| Given entries |
□ □ □ □ □ □ □
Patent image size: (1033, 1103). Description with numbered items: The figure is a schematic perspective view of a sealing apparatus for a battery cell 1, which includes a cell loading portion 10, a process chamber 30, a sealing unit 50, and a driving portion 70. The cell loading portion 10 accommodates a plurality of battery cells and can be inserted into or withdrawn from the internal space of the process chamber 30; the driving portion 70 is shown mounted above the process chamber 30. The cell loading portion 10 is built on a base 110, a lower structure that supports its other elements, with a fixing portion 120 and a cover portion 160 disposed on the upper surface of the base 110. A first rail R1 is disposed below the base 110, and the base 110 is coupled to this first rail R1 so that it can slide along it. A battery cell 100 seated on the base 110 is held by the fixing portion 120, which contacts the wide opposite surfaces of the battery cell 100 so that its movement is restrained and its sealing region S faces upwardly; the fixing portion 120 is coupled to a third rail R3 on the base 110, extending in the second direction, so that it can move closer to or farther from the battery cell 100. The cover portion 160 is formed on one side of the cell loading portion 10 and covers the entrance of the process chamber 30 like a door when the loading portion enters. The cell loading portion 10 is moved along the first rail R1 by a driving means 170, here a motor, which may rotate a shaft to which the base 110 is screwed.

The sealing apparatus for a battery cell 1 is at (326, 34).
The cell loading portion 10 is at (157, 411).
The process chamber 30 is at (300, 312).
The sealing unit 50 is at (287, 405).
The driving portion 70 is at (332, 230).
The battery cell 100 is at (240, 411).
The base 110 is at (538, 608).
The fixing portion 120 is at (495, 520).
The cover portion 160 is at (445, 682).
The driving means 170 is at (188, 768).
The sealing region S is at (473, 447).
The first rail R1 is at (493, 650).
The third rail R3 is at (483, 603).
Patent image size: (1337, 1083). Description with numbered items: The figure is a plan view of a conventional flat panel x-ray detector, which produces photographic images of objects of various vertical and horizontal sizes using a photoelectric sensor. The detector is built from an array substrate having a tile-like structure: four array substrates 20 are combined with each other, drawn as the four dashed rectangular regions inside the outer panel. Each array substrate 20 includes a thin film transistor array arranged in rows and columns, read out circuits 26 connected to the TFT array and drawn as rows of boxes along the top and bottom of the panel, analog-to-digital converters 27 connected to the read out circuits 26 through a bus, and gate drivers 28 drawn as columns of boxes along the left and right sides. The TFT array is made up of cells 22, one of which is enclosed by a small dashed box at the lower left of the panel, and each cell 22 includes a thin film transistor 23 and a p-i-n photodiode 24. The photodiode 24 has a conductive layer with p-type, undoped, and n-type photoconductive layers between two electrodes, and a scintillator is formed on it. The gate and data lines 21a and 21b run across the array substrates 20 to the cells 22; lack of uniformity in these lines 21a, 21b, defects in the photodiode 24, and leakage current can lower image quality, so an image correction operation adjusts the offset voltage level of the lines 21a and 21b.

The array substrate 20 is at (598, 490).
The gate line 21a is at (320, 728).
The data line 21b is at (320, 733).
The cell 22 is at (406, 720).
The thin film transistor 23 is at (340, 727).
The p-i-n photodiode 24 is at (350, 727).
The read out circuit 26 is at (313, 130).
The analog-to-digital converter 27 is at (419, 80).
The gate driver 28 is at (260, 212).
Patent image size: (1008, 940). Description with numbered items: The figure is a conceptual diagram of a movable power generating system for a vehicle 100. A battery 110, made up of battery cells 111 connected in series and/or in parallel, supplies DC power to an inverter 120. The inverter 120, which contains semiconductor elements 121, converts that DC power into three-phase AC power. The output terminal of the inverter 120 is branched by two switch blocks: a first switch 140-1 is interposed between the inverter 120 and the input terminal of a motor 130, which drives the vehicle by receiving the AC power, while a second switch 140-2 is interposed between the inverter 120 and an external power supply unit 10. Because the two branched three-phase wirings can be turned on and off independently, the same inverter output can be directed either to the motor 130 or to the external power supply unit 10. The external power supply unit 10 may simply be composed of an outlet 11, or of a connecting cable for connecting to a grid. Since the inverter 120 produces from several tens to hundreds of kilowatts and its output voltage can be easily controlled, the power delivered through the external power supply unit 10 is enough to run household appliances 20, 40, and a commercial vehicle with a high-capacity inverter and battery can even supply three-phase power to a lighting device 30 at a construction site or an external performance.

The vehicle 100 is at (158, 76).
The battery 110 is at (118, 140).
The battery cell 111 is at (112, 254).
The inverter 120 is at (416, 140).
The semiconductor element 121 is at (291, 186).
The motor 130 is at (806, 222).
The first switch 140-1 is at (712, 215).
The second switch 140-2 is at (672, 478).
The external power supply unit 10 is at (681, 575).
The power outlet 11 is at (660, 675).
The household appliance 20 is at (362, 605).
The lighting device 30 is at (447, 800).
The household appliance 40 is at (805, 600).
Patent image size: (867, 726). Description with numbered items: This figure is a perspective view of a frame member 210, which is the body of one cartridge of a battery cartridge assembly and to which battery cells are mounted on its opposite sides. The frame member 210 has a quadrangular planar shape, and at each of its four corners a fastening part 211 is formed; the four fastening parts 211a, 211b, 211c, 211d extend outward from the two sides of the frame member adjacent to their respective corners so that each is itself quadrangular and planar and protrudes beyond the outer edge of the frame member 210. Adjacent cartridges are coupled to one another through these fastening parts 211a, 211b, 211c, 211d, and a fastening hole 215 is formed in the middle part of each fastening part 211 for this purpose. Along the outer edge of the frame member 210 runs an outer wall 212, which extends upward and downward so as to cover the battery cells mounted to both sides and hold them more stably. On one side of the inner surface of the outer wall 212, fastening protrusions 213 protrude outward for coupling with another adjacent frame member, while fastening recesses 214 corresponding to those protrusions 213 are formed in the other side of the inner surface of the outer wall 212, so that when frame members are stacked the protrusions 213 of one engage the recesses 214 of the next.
□ □ □ □ □ □ □
| Activity |
Retype the data. Keep every word as it stands.

| Answer |
Patent image size: (1033, 1103). Description with numbered items: The figure is a schematic perspective view of a sealing apparatus for a battery cell 1, which includes a cell loading portion 10, a process chamber 30, a sealing unit 50, and a driving portion 70. The cell loading portion 10 accommodates a plurality of battery cells and can be inserted into or withdrawn from the internal space of the process chamber 30; the driving portion 70 is shown mounted above the process chamber 30. The cell loading portion 10 is built on a base 110, a lower structure that supports its other elements, with a fixing portion 120 and a cover portion 160 disposed on the upper surface of the base 110. A first rail R1 is disposed below the base 110, and the base 110 is coupled to this first rail R1 so that it can slide along it. A battery cell 100 seated on the base 110 is held by the fixing portion 120, which contacts the wide opposite surfaces of the battery cell 100 so that its movement is restrained and its sealing region S faces upwardly; the fixing portion 120 is coupled to a third rail R3 on the base 110, extending in the second direction, so that it can move closer to or farther from the battery cell 100. The cover portion 160 is formed on one side of the cell loading portion 10 and covers the entrance of the process chamber 30 like a door when the loading portion enters. The cell loading portion 10 is moved along the first rail R1 by a driving means 170, here a motor, which may rotate a shaft to which the base 110 is screwed.

The sealing apparatus for a battery cell 1 is at (326, 34).
The cell loading portion 10 is at (157, 411).
The process chamber 30 is at (300, 312).
The sealing unit 50 is at (287, 405).
The driving portion 70 is at (332, 230).
The battery cell 100 is at (240, 411).
The base 110 is at (538, 608).
The fixing portion 120 is at (495, 520).
The cover portion 160 is at (445, 682).
The driving means 170 is at (188, 768).
The sealing region S is at (473, 447).
The first rail R1 is at (493, 650).
The third rail R3 is at (483, 603).
Patent image size: (1337, 1083). Description with numbered items: The figure is a plan view of a conventional flat panel x-ray detector, which produces photographic images of objects of various vertical and horizontal sizes using a photoelectric sensor. The detector is built from an array substrate having a tile-like structure: four array substrates 20 are combined with each other, drawn as the four dashed rectangular regions inside the outer panel. Each array substrate 20 includes a thin film transistor array arranged in rows and columns, read out circuits 26 connected to the TFT array and drawn as rows of boxes along the top and bottom of the panel, analog-to-digital converters 27 connected to the read out circuits 26 through a bus, and gate drivers 28 drawn as columns of boxes along the left and right sides. The TFT array is made up of cells 22, one of which is enclosed by a small dashed box at the lower left of the panel, and each cell 22 includes a thin film transistor 23 and a p-i-n photodiode 24. The photodiode 24 has a conductive layer with p-type, undoped, and n-type photoconductive layers between two electrodes, and a scintillator is formed on it. The gate and data lines 21a and 21b run across the array substrates 20 to the cells 22; lack of uniformity in these lines 21a, 21b, defects in the photodiode 24, and leakage current can lower image quality, so an image correction operation adjusts the offset voltage level of the lines 21a and 21b.

The array substrate 20 is at (598, 490).
The gate line 21a is at (320, 728).
The data line 21b is at (320, 733).
The cell 22 is at (406, 720).
The thin film transistor 23 is at (340, 727).
The p-i-n photodiode 24 is at (350, 727).
The read out circuit 26 is at (313, 130).
The analog-to-digital converter 27 is at (419, 80).
The gate driver 28 is at (260, 212).
Patent image size: (1008, 940). Description with numbered items: The figure is a conceptual diagram of a movable power generating system for a vehicle 100. A battery 110, made up of battery cells 111 connected in series and/or in parallel, supplies DC power to an inverter 120. The inverter 120, which contains semiconductor elements 121, converts that DC power into three-phase AC power. The output terminal of the inverter 120 is branched by two switch blocks: a first switch 140-1 is interposed between the inverter 120 and the input terminal of a motor 130, which drives the vehicle by receiving the AC power, while a second switch 140-2 is interposed between the inverter 120 and an external power supply unit 10. Because the two branched three-phase wirings can be turned on and off independently, the same inverter output can be directed either to the motor 130 or to the external power supply unit 10. The external power supply unit 10 may simply be composed of an outlet 11, or of a connecting cable for connecting to a grid. Since the inverter 120 produces from several tens to hundreds of kilowatts and its output voltage can be easily controlled, the power delivered through the external power supply unit 10 is enough to run household appliances 20, 40, and a commercial vehicle with a high-capacity inverter and battery can even supply three-phase power to a lighting device 30 at a construction site or an external performance.

The vehicle 100 is at (158, 76).
The battery 110 is at (118, 140).
The battery cell 111 is at (112, 254).
The inverter 120 is at (416, 140).
The semiconductor element 121 is at (291, 186).
The motor 130 is at (806, 222).
The first switch 140-1 is at (712, 215).
The second switch 140-2 is at (672, 478).
The external power supply unit 10 is at (681, 575).
The power outlet 11 is at (660, 675).
The household appliance 20 is at (362, 605).
The lighting device 30 is at (447, 800).
The household appliance 40 is at (805, 600).
Patent image size: (867, 726). Description with numbered items: This figure is a perspective view of a frame member 210, which is the body of one cartridge of a battery cartridge assembly and to which battery cells are mounted on its opposite sides. The frame member 210 has a quadrangular planar shape, and at each of its four corners a fastening part 211 is formed; the four fastening parts 211a, 211b, 211c, 211d extend outward from the two sides of the frame member adjacent to their respective corners so that each is itself quadrangular and planar and protrudes beyond the outer edge of the frame member 210. Adjacent cartridges are coupled to one another through these fastening parts 211a, 211b, 211c, 211d, and a fastening hole 215 is formed in the middle part of each fastening part 211 for this purpose. Along the outer edge of the frame member 210 runs an outer wall 212, which extends upward and downward so as to cover the battery cells mounted to both sides and hold them more stably. On one side of the inner surface of the outer wall 212, fastening protrusions 213 protrude outward for coupling with another adjacent frame member, while fastening recesses 214 corresponding to those protrusions 213 are formed in the other side of the inner surface of the outer wall 212, so that when frame members are stacked the protrusions 213 of one engage the recesses 214 of the next.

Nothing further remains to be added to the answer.